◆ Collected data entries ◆
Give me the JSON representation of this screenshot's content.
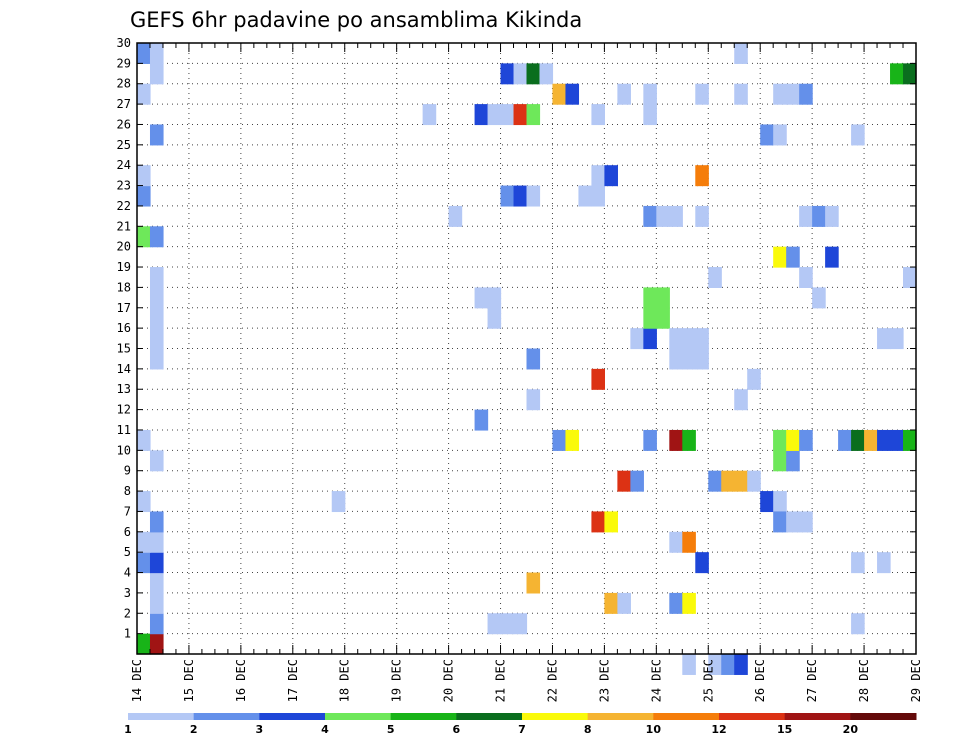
{
  "chart_data": {
    "type": "heatmap",
    "title": "GEFS 6hr padavine po ansamblima Kikinda",
    "x_tick_labels": [
      "14 DEC",
      "15 DEC",
      "16 DEC",
      "17 DEC",
      "18 DEC",
      "19 DEC",
      "20 DEC",
      "21 DEC",
      "22 DEC",
      "23 DEC",
      "24 DEC",
      "25 DEC",
      "26 DEC",
      "27 DEC",
      "28 DEC",
      "29 DEC"
    ],
    "y_tick_labels": [
      "1",
      "2",
      "3",
      "4",
      "5",
      "6",
      "7",
      "8",
      "9",
      "10",
      "11",
      "12",
      "13",
      "14",
      "15",
      "16",
      "17",
      "18",
      "19",
      "20",
      "21",
      "22",
      "23",
      "24",
      "25",
      "26",
      "27",
      "28",
      "29",
      "30"
    ],
    "xlim_days": [
      0,
      15
    ],
    "ylim": [
      0,
      30
    ],
    "time_step_hours": 6,
    "grid": "dotted",
    "legend": {
      "placement": "bottom",
      "labels": [
        "1",
        "2",
        "3",
        "4",
        "5",
        "6",
        "7",
        "8",
        "10",
        "12",
        "15",
        "20"
      ],
      "colors": [
        "#b4c8f5",
        "#6490ea",
        "#1e46d8",
        "#6ee85a",
        "#18b418",
        "#0a6e1e",
        "#fafa0a",
        "#f5b432",
        "#f57d0a",
        "#dc3214",
        "#a01414",
        "#640a0a"
      ]
    },
    "cells": [
      {
        "day": 0.0,
        "member": 0,
        "level": 5
      },
      {
        "day": 0.25,
        "member": 0,
        "level": 11
      },
      {
        "day": 0.25,
        "member": 1,
        "level": 2
      },
      {
        "day": 0.25,
        "member": 2,
        "level": 1
      },
      {
        "day": 0.25,
        "member": 3,
        "level": 1
      },
      {
        "day": 0.0,
        "member": 4,
        "level": 2
      },
      {
        "day": 0.25,
        "member": 4,
        "level": 3
      },
      {
        "day": 0.0,
        "member": 5,
        "level": 1
      },
      {
        "day": 0.25,
        "member": 5,
        "level": 1
      },
      {
        "day": 0.25,
        "member": 6,
        "level": 2
      },
      {
        "day": 0.0,
        "member": 7,
        "level": 1
      },
      {
        "day": 0.25,
        "member": 9,
        "level": 1
      },
      {
        "day": 0.0,
        "member": 10,
        "level": 1
      },
      {
        "day": 0.0,
        "member": 20,
        "level": 4
      },
      {
        "day": 0.25,
        "member": 20,
        "level": 2
      },
      {
        "day": 0.0,
        "member": 22,
        "level": 2
      },
      {
        "day": 0.0,
        "member": 23,
        "level": 1
      },
      {
        "day": 0.25,
        "member": 25,
        "level": 2
      },
      {
        "day": 0.0,
        "member": 27,
        "level": 1
      },
      {
        "day": 0.25,
        "member": 28,
        "level": 1
      },
      {
        "day": 0.0,
        "member": 29,
        "level": 2
      },
      {
        "day": 0.25,
        "member": 29,
        "level": 1
      },
      {
        "day": 0.25,
        "member": 14,
        "level": 1
      },
      {
        "day": 0.25,
        "member": 15,
        "level": 1
      },
      {
        "day": 0.25,
        "member": 16,
        "level": 1
      },
      {
        "day": 0.25,
        "member": 17,
        "level": 1
      },
      {
        "day": 0.25,
        "member": 18,
        "level": 1
      },
      {
        "day": 3.75,
        "member": 7,
        "level": 1
      },
      {
        "day": 5.5,
        "member": 26,
        "level": 1
      },
      {
        "day": 6.0,
        "member": 21,
        "level": 1
      },
      {
        "day": 6.5,
        "member": 11,
        "level": 2
      },
      {
        "day": 6.5,
        "member": 17,
        "level": 1
      },
      {
        "day": 6.75,
        "member": 17,
        "level": 1
      },
      {
        "day": 6.75,
        "member": 16,
        "level": 1
      },
      {
        "day": 6.75,
        "member": 1,
        "level": 1
      },
      {
        "day": 7.0,
        "member": 1,
        "level": 1
      },
      {
        "day": 7.25,
        "member": 1,
        "level": 1
      },
      {
        "day": 6.5,
        "member": 26,
        "level": 3
      },
      {
        "day": 6.75,
        "member": 26,
        "level": 1
      },
      {
        "day": 7.0,
        "member": 26,
        "level": 1
      },
      {
        "day": 7.25,
        "member": 26,
        "level": 10
      },
      {
        "day": 7.5,
        "member": 26,
        "level": 4
      },
      {
        "day": 7.0,
        "member": 28,
        "level": 3
      },
      {
        "day": 7.25,
        "member": 28,
        "level": 1
      },
      {
        "day": 7.5,
        "member": 28,
        "level": 6
      },
      {
        "day": 7.75,
        "member": 28,
        "level": 1
      },
      {
        "day": 7.0,
        "member": 22,
        "level": 2
      },
      {
        "day": 7.25,
        "member": 22,
        "level": 3
      },
      {
        "day": 7.5,
        "member": 22,
        "level": 1
      },
      {
        "day": 7.5,
        "member": 3,
        "level": 8
      },
      {
        "day": 7.5,
        "member": 12,
        "level": 1
      },
      {
        "day": 7.5,
        "member": 14,
        "level": 2
      },
      {
        "day": 8.0,
        "member": 27,
        "level": 8
      },
      {
        "day": 8.25,
        "member": 27,
        "level": 3
      },
      {
        "day": 8.0,
        "member": 10,
        "level": 2
      },
      {
        "day": 8.25,
        "member": 10,
        "level": 7
      },
      {
        "day": 8.5,
        "member": 22,
        "level": 1
      },
      {
        "day": 8.75,
        "member": 22,
        "level": 1
      },
      {
        "day": 8.75,
        "member": 23,
        "level": 1
      },
      {
        "day": 9.0,
        "member": 23,
        "level": 3
      },
      {
        "day": 8.75,
        "member": 26,
        "level": 1
      },
      {
        "day": 8.75,
        "member": 13,
        "level": 10
      },
      {
        "day": 8.75,
        "member": 6,
        "level": 10
      },
      {
        "day": 9.0,
        "member": 6,
        "level": 7
      },
      {
        "day": 9.0,
        "member": 2,
        "level": 8
      },
      {
        "day": 9.25,
        "member": 2,
        "level": 1
      },
      {
        "day": 9.25,
        "member": 8,
        "level": 10
      },
      {
        "day": 9.5,
        "member": 8,
        "level": 2
      },
      {
        "day": 9.25,
        "member": 27,
        "level": 1
      },
      {
        "day": 9.5,
        "member": 15,
        "level": 1
      },
      {
        "day": 9.75,
        "member": 15,
        "level": 3
      },
      {
        "day": 9.75,
        "member": 10,
        "level": 2
      },
      {
        "day": 9.75,
        "member": 21,
        "level": 2
      },
      {
        "day": 10.0,
        "member": 21,
        "level": 1
      },
      {
        "day": 10.25,
        "member": 21,
        "level": 1
      },
      {
        "day": 9.75,
        "member": 26,
        "level": 1
      },
      {
        "day": 9.75,
        "member": 27,
        "level": 1
      },
      {
        "day": 9.75,
        "member": 16,
        "level": 4
      },
      {
        "day": 9.75,
        "member": 17,
        "level": 4
      },
      {
        "day": 10.0,
        "member": 16,
        "level": 4
      },
      {
        "day": 10.0,
        "member": 17,
        "level": 4
      },
      {
        "day": 10.25,
        "member": 10,
        "level": 11
      },
      {
        "day": 10.5,
        "member": 10,
        "level": 5
      },
      {
        "day": 10.25,
        "member": 5,
        "level": 1
      },
      {
        "day": 10.5,
        "member": 5,
        "level": 9
      },
      {
        "day": 10.25,
        "member": 2,
        "level": 2
      },
      {
        "day": 10.5,
        "member": 2,
        "level": 7
      },
      {
        "day": 10.25,
        "member": 14,
        "level": 1
      },
      {
        "day": 10.5,
        "member": 14,
        "level": 1
      },
      {
        "day": 10.75,
        "member": 14,
        "level": 1
      },
      {
        "day": 10.25,
        "member": 15,
        "level": 1
      },
      {
        "day": 10.5,
        "member": 15,
        "level": 1
      },
      {
        "day": 10.75,
        "member": 15,
        "level": 1
      },
      {
        "day": 10.75,
        "member": 23,
        "level": 9
      },
      {
        "day": 10.75,
        "member": 27,
        "level": 1
      },
      {
        "day": 10.75,
        "member": 21,
        "level": 1
      },
      {
        "day": 10.75,
        "member": 4,
        "level": 3
      },
      {
        "day": 10.5,
        "member": -1,
        "level": 1
      },
      {
        "day": 11.0,
        "member": 18,
        "level": 1
      },
      {
        "day": 11.0,
        "member": 8,
        "level": 2
      },
      {
        "day": 11.25,
        "member": 8,
        "level": 8
      },
      {
        "day": 11.5,
        "member": 8,
        "level": 8
      },
      {
        "day": 11.75,
        "member": 8,
        "level": 1
      },
      {
        "day": 11.0,
        "member": -1,
        "level": 1
      },
      {
        "day": 11.25,
        "member": -1,
        "level": 2
      },
      {
        "day": 11.5,
        "member": -1,
        "level": 3
      },
      {
        "day": 11.5,
        "member": 27,
        "level": 1
      },
      {
        "day": 11.5,
        "member": 12,
        "level": 1
      },
      {
        "day": 11.5,
        "member": 29,
        "level": 1
      },
      {
        "day": 11.75,
        "member": 13,
        "level": 1
      },
      {
        "day": 12.0,
        "member": 7,
        "level": 3
      },
      {
        "day": 12.25,
        "member": 7,
        "level": 1
      },
      {
        "day": 12.25,
        "member": 6,
        "level": 2
      },
      {
        "day": 12.5,
        "member": 6,
        "level": 1
      },
      {
        "day": 12.75,
        "member": 6,
        "level": 1
      },
      {
        "day": 12.0,
        "member": 25,
        "level": 2
      },
      {
        "day": 12.25,
        "member": 25,
        "level": 1
      },
      {
        "day": 12.25,
        "member": 9,
        "level": 4
      },
      {
        "day": 12.25,
        "member": 10,
        "level": 4
      },
      {
        "day": 12.5,
        "member": 9,
        "level": 2
      },
      {
        "day": 12.25,
        "member": 19,
        "level": 7
      },
      {
        "day": 12.5,
        "member": 19,
        "level": 2
      },
      {
        "day": 12.25,
        "member": 27,
        "level": 1
      },
      {
        "day": 12.5,
        "member": 27,
        "level": 1
      },
      {
        "day": 12.75,
        "member": 27,
        "level": 2
      },
      {
        "day": 12.75,
        "member": 18,
        "level": 1
      },
      {
        "day": 12.75,
        "member": 21,
        "level": 1
      },
      {
        "day": 13.0,
        "member": 21,
        "level": 2
      },
      {
        "day": 13.25,
        "member": 21,
        "level": 1
      },
      {
        "day": 13.25,
        "member": 19,
        "level": 3
      },
      {
        "day": 13.0,
        "member": 17,
        "level": 1
      },
      {
        "day": 12.25,
        "member": 10,
        "level": 4
      },
      {
        "day": 12.5,
        "member": 10,
        "level": 7
      },
      {
        "day": 12.75,
        "member": 10,
        "level": 2
      },
      {
        "day": 13.5,
        "member": 10,
        "level": 2
      },
      {
        "day": 13.75,
        "member": 10,
        "level": 6
      },
      {
        "day": 14.0,
        "member": 10,
        "level": 8
      },
      {
        "day": 14.25,
        "member": 10,
        "level": 3
      },
      {
        "day": 14.5,
        "member": 10,
        "level": 3
      },
      {
        "day": 14.75,
        "member": 10,
        "level": 5
      },
      {
        "day": 13.75,
        "member": 1,
        "level": 1
      },
      {
        "day": 13.75,
        "member": 4,
        "level": 1
      },
      {
        "day": 14.25,
        "member": 4,
        "level": 1
      },
      {
        "day": 13.75,
        "member": 25,
        "level": 1
      },
      {
        "day": 14.25,
        "member": 15,
        "level": 1
      },
      {
        "day": 14.5,
        "member": 15,
        "level": 1
      },
      {
        "day": 14.5,
        "member": 28,
        "level": 5
      },
      {
        "day": 14.75,
        "member": 28,
        "level": 6
      },
      {
        "day": 14.75,
        "member": 18,
        "level": 1
      }
    ]
  }
}
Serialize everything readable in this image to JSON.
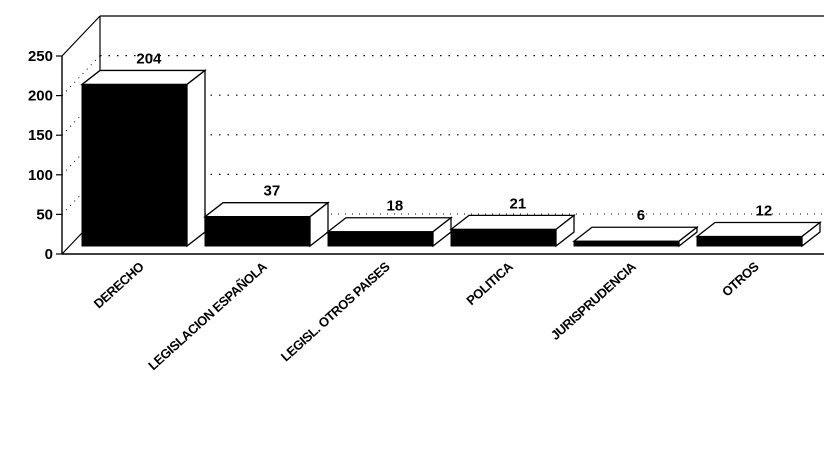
{
  "chart_data": {
    "type": "bar",
    "categories": [
      "DERECHO",
      "LEGISLACION ESPAÑOLA",
      "LEGISL. OTROS PAISES",
      "POLITICA",
      "JURISPRUDENCIA",
      "OTROS"
    ],
    "values": [
      204,
      37,
      18,
      21,
      6,
      12
    ],
    "data_labels": [
      "204",
      "37",
      "18",
      "21",
      "6",
      "12"
    ],
    "yticks": [
      0,
      50,
      100,
      150,
      200,
      250
    ],
    "ylim": [
      0,
      250
    ],
    "title": "",
    "xlabel": "",
    "ylabel": "",
    "grid": "dotted",
    "style": "3d",
    "bar_color": "#000000",
    "bar_face_color": "#ffffff"
  }
}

◆ GIVEN TASK ◆
Repeat the line containing "Serialize everything readable" and every line after it up to the end of the material above, exactly as they stand, minus the pictures.

◆ RESULT OF THIS EXERCISE ◆
Serialize everything readable in this image to JSON.
{
  "chart_data": {
    "type": "bar",
    "categories": [
      "DERECHO",
      "LEGISLACION ESPAÑOLA",
      "LEGISL. OTROS PAISES",
      "POLITICA",
      "JURISPRUDENCIA",
      "OTROS"
    ],
    "values": [
      204,
      37,
      18,
      21,
      6,
      12
    ],
    "data_labels": [
      "204",
      "37",
      "18",
      "21",
      "6",
      "12"
    ],
    "yticks": [
      0,
      50,
      100,
      150,
      200,
      250
    ],
    "ylim": [
      0,
      250
    ],
    "title": "",
    "xlabel": "",
    "ylabel": "",
    "grid": "dotted",
    "style": "3d",
    "bar_color": "#000000",
    "bar_face_color": "#ffffff"
  }
}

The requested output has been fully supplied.